What you have to do >>
Here are some records; return them all exactly.

(Collected data entries)
◆ ◆ ◆

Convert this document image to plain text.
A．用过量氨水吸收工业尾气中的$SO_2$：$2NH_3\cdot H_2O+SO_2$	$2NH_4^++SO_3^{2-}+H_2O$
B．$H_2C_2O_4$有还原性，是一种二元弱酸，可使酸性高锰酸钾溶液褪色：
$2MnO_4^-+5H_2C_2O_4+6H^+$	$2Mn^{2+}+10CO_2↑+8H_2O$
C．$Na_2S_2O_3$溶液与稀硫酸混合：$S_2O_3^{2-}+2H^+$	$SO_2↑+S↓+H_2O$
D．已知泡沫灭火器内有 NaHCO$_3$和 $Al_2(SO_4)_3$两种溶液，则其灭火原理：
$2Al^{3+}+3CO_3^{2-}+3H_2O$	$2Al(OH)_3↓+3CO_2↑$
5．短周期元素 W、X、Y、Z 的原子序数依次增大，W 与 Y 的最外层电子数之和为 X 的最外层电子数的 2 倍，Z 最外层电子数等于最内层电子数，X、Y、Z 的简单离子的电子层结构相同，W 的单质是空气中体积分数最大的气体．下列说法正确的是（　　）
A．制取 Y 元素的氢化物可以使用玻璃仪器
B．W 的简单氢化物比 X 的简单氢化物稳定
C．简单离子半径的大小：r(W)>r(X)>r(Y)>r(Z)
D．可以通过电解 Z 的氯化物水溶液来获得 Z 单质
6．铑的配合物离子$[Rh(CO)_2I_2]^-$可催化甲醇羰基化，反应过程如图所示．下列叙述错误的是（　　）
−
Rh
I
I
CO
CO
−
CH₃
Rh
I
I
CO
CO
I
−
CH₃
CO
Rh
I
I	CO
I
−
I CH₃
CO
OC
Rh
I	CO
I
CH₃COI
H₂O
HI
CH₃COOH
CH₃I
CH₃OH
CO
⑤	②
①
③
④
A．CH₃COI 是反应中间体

◆ ◆ ◆

Correct result >>
Convert this document image to plain text.
A．用过量氨水吸收工业尾气中的$SO_2$：$2NH_3\cdot H_2O+SO_2$	$2NH_4^++SO_3^{2-}+H_2O$
B．$H_2C_2O_4$有还原性，是一种二元弱酸，可使酸性高锰酸钾溶液褪色：
$2MnO_4^-+5H_2C_2O_4+6H^+$	$2Mn^{2+}+10CO_2↑+8H_2O$
C．$Na_2S_2O_3$溶液与稀硫酸混合：$S_2O_3^{2-}+2H^+$	$SO_2↑+S↓+H_2O$
D．已知泡沫灭火器内有 NaHCO$_3$和 $Al_2(SO_4)_3$两种溶液，则其灭火原理：
$2Al^{3+}+3CO_3^{2-}+3H_2O$	$2Al(OH)_3↓+3CO_2↑$
5．短周期元素 W、X、Y、Z 的原子序数依次增大，W 与 Y 的最外层电子数之和为 X 的最外层电子数的 2 倍，Z 最外层电子数等于最内层电子数，X、Y、Z 的简单离子的电子层结构相同，W 的单质是空气中体积分数最大的气体．下列说法正确的是（　　）
A．制取 Y 元素的氢化物可以使用玻璃仪器
B．W 的简单氢化物比 X 的简单氢化物稳定
C．简单离子半径的大小：r(W)>r(X)>r(Y)>r(Z)
D．可以通过电解 Z 的氯化物水溶液来获得 Z 单质
6．铑的配合物离子$[Rh(CO)_2I_2]^-$可催化甲醇羰基化，反应过程如图所示．下列叙述错误的是（　　）
−
Rh
I
I
CO
CO
−
CH₃
Rh
I
I
CO
CO
I
−
CH₃
CO
Rh
I
I	CO
I
−
I CH₃
CO
OC
Rh
I	CO
I
CH₃COI
H₂O
HI
CH₃COOH
CH₃I
CH₃OH
CO
⑤	②
①
③
④
A．CH₃COI 是反应中间体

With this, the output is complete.